*Exercise goal:* In the entries below, find the lines that contain the word "北京条约" and copy them.

════

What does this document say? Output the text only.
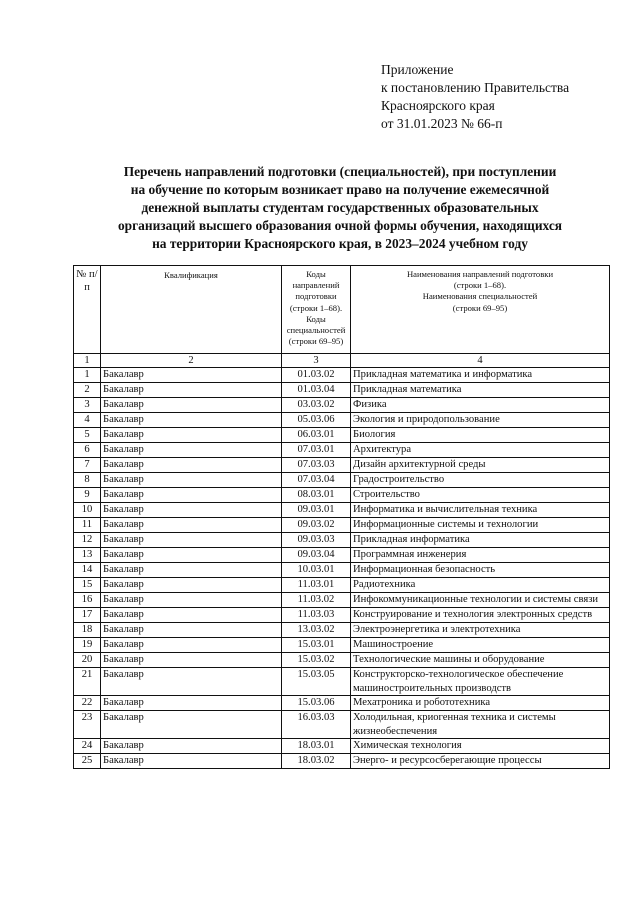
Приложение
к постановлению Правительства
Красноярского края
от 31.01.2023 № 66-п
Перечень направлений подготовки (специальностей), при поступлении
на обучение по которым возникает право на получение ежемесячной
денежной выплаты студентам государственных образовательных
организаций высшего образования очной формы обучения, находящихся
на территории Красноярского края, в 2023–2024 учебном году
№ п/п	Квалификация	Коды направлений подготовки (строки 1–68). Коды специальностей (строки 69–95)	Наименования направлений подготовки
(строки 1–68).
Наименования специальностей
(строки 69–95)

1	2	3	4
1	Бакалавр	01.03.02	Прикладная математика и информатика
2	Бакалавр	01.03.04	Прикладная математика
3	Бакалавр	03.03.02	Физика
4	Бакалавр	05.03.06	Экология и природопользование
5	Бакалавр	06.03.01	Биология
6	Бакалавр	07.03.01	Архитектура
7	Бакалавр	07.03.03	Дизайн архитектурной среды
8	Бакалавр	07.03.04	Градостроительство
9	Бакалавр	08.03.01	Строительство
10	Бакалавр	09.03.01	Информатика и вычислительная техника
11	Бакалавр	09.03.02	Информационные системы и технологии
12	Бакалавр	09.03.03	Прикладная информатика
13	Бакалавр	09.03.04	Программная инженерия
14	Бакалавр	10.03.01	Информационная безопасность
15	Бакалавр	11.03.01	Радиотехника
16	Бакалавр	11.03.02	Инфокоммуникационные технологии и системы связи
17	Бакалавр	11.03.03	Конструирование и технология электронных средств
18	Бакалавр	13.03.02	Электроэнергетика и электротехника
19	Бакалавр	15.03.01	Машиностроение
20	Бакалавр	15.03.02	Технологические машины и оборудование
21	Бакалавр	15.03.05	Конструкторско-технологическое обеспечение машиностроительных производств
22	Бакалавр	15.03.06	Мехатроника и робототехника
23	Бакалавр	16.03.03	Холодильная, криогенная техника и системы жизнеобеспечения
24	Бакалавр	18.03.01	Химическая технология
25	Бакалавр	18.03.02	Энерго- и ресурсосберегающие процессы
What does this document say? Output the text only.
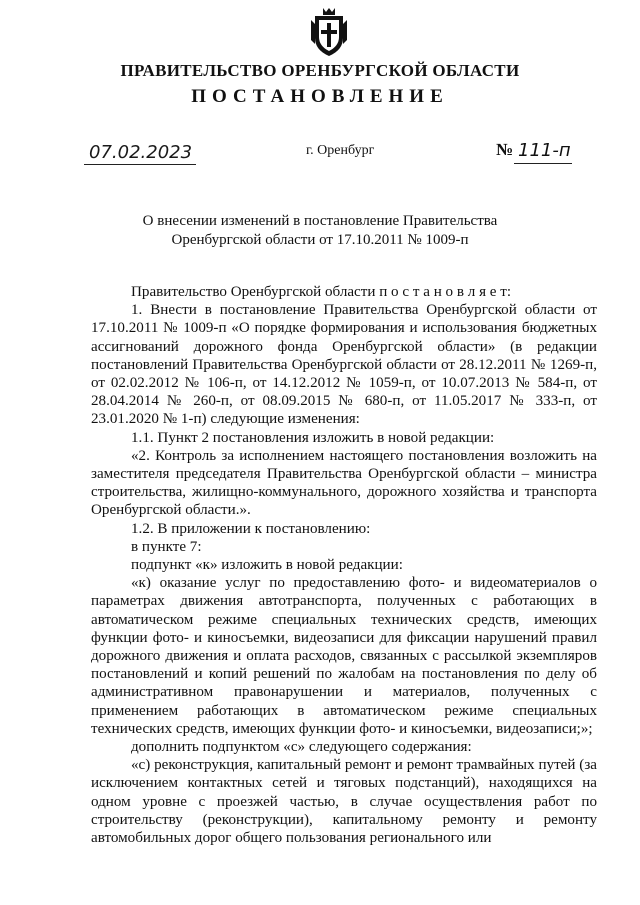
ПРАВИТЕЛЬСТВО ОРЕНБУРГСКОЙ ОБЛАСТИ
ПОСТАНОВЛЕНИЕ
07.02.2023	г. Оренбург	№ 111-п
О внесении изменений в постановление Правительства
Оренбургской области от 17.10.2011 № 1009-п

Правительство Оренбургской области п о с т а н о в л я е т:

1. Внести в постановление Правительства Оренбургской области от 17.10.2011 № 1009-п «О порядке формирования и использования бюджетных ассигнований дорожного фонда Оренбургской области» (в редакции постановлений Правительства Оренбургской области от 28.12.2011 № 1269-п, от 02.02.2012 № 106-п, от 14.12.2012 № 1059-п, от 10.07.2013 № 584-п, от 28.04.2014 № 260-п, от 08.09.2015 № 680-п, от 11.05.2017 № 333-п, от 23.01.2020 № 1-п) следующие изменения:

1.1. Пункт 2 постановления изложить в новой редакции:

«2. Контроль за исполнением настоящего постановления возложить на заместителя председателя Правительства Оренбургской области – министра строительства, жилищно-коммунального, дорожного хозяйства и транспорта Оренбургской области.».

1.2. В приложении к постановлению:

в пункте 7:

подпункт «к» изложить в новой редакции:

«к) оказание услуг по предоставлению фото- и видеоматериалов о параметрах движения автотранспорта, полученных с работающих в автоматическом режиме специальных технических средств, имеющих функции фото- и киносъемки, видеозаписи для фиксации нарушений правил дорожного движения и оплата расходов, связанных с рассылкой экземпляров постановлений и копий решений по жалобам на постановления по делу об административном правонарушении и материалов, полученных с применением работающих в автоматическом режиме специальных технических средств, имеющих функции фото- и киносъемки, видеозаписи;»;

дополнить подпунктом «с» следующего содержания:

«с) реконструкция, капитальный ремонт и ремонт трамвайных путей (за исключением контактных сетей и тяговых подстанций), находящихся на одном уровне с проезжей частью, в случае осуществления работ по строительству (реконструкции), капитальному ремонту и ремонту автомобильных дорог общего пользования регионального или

════

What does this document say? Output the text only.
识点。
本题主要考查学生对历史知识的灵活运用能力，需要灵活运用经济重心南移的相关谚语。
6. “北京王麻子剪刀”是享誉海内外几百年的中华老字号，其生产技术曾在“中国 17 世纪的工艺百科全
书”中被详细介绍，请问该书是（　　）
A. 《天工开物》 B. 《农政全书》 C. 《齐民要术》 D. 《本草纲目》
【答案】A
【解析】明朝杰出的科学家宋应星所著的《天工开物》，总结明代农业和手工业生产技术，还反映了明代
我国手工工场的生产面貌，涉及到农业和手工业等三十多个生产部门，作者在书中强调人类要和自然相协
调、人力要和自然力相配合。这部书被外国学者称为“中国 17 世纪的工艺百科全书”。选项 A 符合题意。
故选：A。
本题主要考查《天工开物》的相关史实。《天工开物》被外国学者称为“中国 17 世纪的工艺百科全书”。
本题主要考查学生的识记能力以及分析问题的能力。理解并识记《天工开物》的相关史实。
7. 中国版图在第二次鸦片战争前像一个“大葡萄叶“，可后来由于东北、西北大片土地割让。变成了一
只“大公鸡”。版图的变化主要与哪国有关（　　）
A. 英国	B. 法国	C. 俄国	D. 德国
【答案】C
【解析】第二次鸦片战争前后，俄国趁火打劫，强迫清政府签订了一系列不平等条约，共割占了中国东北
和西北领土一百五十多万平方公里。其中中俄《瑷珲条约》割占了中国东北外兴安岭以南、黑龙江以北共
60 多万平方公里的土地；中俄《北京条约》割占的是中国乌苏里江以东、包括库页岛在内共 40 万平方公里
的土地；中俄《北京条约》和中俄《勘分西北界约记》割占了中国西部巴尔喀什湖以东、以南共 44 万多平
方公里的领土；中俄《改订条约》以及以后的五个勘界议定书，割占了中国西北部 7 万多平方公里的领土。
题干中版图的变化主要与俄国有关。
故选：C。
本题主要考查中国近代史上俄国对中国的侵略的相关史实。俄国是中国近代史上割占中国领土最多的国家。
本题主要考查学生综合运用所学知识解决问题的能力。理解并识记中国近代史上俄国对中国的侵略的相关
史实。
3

════

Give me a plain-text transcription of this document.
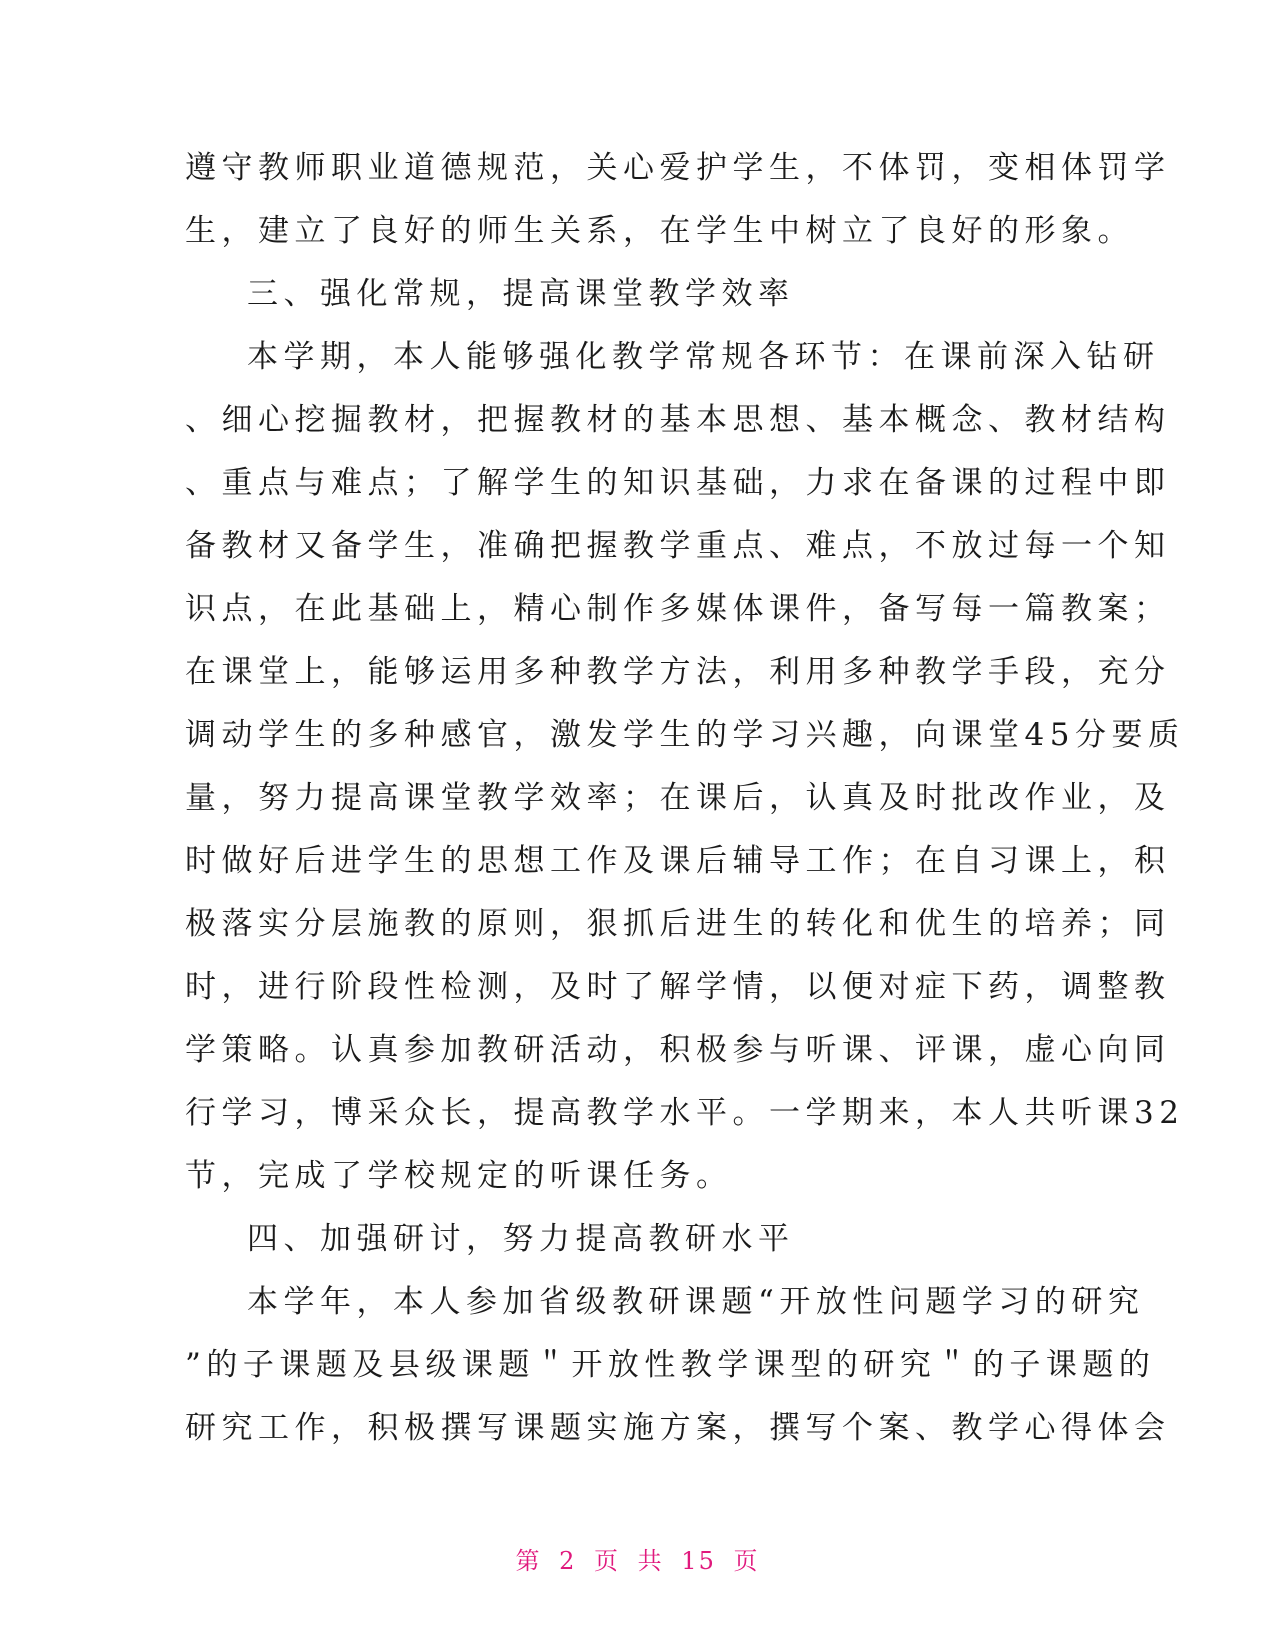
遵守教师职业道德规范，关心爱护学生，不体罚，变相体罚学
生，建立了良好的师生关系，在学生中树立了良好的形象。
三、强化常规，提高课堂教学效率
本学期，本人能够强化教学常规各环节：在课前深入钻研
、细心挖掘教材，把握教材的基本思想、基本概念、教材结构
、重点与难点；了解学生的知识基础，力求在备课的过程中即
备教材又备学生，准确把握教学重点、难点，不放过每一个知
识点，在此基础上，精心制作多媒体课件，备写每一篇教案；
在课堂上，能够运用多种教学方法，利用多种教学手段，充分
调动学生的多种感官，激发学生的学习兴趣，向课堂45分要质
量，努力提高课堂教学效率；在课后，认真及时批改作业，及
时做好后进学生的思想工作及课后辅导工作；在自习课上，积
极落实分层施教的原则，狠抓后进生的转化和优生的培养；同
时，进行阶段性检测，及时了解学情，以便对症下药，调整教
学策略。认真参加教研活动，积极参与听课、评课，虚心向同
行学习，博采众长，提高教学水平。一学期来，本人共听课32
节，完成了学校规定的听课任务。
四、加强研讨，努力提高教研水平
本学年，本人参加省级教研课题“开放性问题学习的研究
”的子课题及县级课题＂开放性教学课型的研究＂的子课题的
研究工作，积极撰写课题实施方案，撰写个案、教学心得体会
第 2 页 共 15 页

════

*Result:*
60 多万平方公里的土地；中俄《北京条约》割占的是中国乌苏里江以东、包括库页岛在内共 40 万平方公里
的土地；中俄《北京条约》和中俄《勘分西北界约记》割占了中国西部巴尔喀什湖以东、以南共 44 万多平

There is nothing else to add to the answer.